Dataset entries:
◆ ◆ ◆ ◆ ◆ ◆ ◆
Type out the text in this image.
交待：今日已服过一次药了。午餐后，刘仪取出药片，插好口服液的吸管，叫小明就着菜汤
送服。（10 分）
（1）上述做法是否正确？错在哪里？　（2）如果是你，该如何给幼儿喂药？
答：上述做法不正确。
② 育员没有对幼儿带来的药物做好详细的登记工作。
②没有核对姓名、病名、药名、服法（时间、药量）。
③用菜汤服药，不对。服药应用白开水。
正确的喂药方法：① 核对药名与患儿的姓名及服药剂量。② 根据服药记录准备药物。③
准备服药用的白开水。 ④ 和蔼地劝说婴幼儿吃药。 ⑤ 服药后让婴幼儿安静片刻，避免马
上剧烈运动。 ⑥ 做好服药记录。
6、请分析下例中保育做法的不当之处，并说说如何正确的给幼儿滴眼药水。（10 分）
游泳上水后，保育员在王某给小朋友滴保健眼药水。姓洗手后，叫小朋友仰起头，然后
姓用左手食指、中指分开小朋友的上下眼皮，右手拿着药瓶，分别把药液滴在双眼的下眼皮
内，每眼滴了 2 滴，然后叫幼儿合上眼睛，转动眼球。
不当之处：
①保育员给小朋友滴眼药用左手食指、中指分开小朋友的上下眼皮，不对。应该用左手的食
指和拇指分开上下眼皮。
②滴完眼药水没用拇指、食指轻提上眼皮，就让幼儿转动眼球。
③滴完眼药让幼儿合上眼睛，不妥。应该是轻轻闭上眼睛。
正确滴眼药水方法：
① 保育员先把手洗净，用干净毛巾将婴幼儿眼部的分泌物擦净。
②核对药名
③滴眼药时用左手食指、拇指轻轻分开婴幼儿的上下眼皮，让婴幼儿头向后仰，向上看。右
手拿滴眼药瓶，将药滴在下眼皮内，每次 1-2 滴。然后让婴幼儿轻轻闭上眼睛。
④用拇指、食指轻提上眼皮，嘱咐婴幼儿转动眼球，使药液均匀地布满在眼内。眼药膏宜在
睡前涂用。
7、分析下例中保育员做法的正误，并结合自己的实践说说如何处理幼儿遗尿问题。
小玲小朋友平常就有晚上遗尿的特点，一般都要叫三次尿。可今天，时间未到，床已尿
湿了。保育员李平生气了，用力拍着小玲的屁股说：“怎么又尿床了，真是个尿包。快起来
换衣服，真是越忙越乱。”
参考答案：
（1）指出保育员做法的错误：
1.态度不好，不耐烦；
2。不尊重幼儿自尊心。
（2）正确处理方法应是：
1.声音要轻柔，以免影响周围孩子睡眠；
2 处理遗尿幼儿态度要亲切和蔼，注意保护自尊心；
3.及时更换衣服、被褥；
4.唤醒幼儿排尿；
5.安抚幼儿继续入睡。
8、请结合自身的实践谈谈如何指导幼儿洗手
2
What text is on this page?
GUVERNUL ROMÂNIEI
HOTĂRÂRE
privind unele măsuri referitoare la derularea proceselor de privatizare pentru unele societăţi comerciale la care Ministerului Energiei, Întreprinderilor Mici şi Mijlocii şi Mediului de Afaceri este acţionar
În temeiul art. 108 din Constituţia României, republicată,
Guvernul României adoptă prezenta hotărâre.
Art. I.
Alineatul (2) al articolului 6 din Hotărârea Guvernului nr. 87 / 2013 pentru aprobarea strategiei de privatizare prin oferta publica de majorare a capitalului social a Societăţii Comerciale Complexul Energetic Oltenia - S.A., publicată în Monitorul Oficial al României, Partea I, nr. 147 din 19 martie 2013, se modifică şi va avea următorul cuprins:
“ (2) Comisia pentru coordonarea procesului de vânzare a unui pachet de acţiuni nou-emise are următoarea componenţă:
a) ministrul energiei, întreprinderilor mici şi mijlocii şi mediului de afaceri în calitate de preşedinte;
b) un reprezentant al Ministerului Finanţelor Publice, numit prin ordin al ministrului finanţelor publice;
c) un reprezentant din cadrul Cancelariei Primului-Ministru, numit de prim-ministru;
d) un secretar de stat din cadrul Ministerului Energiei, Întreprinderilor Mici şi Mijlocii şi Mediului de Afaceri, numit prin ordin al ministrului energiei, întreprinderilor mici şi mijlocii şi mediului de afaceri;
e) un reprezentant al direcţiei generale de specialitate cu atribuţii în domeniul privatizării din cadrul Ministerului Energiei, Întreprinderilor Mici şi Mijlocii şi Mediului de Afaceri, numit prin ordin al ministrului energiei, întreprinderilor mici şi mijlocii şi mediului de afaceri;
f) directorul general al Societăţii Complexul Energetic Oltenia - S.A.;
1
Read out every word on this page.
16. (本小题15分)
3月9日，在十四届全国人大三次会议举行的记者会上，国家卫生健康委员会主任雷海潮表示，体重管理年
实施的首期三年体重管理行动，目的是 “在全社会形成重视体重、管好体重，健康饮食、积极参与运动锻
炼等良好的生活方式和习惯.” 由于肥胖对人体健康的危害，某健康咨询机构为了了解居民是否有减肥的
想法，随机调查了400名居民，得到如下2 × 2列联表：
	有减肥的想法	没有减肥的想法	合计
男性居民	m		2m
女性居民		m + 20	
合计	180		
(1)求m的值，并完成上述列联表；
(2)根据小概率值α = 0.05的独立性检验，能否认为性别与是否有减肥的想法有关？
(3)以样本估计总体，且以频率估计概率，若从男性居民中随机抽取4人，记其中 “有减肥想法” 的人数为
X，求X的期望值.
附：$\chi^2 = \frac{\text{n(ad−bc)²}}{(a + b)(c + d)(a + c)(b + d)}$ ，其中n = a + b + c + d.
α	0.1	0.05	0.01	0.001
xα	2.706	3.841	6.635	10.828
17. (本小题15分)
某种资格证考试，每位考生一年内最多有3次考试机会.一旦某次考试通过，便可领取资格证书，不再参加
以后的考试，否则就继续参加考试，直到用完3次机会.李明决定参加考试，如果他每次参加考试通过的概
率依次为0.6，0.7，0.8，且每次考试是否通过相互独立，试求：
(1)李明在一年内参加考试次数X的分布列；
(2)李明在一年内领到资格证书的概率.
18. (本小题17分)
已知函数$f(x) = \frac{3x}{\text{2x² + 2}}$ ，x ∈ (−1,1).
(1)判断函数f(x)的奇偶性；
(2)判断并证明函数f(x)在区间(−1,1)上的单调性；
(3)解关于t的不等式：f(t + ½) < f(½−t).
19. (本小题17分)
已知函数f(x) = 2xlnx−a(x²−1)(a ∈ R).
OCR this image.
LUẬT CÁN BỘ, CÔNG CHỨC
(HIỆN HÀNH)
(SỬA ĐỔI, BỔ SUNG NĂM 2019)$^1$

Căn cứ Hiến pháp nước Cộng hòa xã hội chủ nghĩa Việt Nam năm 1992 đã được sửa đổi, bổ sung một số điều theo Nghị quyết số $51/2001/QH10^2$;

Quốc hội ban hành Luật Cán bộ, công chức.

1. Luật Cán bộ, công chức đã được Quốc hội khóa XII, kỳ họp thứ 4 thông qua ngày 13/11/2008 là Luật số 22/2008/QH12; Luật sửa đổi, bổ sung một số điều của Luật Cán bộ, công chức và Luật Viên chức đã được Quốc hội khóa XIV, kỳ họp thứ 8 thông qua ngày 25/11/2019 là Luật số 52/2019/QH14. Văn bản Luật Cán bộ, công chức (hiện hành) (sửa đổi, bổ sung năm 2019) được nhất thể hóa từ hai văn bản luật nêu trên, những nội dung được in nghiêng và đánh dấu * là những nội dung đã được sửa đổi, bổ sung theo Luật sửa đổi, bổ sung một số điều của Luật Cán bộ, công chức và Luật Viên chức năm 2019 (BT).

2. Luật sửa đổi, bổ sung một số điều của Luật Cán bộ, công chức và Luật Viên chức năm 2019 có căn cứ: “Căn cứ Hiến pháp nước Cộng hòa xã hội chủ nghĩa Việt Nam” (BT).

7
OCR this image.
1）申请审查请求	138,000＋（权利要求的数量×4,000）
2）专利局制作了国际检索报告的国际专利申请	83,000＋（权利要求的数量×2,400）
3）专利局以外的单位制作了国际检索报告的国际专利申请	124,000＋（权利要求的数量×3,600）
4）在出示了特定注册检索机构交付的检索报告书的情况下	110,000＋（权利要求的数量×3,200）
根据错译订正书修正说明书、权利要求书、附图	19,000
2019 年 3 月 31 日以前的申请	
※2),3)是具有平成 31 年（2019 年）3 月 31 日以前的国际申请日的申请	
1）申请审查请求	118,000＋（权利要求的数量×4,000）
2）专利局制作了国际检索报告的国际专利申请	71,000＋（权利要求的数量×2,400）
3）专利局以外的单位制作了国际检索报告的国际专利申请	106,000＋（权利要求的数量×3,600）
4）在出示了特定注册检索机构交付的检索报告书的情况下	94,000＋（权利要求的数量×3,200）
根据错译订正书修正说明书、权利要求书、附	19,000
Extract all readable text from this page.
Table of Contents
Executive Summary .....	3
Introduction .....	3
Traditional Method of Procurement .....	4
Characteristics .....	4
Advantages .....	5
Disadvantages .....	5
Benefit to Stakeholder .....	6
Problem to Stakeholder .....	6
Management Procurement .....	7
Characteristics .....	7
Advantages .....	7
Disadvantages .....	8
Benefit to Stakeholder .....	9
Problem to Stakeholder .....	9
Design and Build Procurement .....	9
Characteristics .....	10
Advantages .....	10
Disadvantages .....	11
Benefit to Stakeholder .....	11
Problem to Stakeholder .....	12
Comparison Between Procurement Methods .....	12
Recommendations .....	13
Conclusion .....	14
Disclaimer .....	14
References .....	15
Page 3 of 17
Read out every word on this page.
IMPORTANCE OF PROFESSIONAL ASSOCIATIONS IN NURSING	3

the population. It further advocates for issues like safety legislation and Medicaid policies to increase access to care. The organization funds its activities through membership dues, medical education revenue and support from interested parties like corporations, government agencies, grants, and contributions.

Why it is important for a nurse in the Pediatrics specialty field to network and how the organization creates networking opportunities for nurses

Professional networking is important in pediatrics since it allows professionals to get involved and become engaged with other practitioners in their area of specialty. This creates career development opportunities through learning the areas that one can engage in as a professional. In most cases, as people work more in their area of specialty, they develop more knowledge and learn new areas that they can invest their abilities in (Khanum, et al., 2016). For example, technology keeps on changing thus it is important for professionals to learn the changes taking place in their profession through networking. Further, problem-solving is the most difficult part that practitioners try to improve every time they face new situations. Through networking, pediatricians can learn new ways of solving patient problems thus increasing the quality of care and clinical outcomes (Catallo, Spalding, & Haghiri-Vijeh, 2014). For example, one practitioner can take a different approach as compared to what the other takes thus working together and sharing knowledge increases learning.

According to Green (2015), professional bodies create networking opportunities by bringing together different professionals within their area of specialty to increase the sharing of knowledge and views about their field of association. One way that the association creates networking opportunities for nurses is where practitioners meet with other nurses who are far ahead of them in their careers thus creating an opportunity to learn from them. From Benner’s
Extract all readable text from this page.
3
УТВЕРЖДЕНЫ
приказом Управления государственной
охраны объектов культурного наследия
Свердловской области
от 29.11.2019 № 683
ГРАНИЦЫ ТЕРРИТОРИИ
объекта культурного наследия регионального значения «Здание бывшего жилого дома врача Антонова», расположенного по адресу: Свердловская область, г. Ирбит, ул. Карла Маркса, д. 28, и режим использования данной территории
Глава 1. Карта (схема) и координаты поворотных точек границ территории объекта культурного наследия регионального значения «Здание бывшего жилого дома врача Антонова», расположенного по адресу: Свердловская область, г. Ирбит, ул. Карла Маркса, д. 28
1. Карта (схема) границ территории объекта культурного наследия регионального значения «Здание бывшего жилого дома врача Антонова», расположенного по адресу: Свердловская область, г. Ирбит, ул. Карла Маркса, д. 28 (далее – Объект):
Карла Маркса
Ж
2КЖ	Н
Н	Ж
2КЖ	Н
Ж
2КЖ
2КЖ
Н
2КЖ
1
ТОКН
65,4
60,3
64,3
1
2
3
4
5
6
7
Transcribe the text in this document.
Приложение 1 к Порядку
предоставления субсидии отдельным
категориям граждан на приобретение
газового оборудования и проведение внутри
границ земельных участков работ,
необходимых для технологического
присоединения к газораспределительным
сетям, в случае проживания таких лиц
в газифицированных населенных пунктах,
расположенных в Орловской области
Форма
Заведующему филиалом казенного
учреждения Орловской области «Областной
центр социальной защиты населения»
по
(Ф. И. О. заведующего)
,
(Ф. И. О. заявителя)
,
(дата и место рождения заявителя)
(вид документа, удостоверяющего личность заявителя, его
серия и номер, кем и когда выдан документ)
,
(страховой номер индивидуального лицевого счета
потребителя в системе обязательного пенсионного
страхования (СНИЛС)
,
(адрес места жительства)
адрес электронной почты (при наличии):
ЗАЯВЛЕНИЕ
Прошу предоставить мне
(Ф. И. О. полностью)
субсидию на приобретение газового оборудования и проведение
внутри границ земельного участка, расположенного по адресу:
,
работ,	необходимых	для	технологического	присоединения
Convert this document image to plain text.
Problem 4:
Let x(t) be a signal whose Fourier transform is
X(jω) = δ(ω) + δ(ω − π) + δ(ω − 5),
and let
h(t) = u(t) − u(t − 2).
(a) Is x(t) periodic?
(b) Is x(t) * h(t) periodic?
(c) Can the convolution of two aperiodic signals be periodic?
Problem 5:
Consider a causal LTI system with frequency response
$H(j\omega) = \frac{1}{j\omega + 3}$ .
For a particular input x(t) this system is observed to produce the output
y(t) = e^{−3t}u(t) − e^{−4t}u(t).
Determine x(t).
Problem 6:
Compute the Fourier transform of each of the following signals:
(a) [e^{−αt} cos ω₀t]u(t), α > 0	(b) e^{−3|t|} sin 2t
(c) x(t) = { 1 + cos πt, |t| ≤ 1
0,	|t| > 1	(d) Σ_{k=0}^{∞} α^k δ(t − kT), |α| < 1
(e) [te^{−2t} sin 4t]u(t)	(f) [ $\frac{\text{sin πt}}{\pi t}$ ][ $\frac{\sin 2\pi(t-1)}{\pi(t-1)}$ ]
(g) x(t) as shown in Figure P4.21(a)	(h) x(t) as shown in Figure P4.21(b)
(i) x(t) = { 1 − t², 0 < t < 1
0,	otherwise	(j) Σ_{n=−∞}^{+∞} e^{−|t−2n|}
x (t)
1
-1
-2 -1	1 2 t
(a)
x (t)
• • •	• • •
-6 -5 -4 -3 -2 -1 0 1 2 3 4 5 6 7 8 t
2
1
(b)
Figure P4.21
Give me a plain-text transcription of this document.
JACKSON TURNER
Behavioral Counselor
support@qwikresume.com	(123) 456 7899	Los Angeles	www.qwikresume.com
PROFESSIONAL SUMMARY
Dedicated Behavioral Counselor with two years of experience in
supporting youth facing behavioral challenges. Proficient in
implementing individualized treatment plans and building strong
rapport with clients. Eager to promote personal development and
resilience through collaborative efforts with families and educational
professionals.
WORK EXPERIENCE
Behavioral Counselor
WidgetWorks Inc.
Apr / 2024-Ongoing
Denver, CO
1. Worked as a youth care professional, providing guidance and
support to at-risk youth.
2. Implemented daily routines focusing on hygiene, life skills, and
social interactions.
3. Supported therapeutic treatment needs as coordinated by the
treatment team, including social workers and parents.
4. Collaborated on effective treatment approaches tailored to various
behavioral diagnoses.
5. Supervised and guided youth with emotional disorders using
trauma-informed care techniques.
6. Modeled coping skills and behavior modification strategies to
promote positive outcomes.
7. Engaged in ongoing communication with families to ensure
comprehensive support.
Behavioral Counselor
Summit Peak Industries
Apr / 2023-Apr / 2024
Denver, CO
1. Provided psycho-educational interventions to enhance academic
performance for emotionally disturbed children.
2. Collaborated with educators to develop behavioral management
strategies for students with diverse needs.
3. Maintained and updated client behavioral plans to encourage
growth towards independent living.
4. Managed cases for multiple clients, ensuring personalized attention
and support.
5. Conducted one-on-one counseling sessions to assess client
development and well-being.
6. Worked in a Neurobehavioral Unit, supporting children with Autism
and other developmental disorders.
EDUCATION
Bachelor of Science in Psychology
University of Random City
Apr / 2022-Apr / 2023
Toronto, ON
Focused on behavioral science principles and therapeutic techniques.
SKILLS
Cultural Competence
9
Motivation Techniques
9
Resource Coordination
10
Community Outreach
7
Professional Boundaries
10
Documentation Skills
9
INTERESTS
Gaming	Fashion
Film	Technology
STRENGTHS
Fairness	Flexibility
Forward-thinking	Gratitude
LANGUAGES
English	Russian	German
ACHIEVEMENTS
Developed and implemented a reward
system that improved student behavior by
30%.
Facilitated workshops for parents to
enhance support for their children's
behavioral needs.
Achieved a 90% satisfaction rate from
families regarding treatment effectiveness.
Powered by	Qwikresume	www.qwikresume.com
◆ ◆ ◆ ◆ ◆ ◆ ◆
### Task brief
Using the data above, copy each line that contains "жилого".

### Result of this exercise
объекта культурного наследия регионального значения «Здание бывшего жилого дома врача Антонова», расположенного по адресу: Свердловская область, г. Ирбит, ул. Карла Маркса, д. 28, и режим использования данной территории
Глава 1. Карта (схема) и координаты поворотных точек границ территории объекта культурного наследия регионального значения «Здание бывшего жилого дома врача Антонова», расположенного по адресу: Свердловская область, г. Ирбит, ул. Карла Маркса, д. 28
1. Карта (схема) границ территории объекта культурного наследия регионального значения «Здание бывшего жилого дома врача Антонова», расположенного по адресу: Свердловская область, г. Ирбит, ул. Карла Маркса, д. 28 (далее – Объект):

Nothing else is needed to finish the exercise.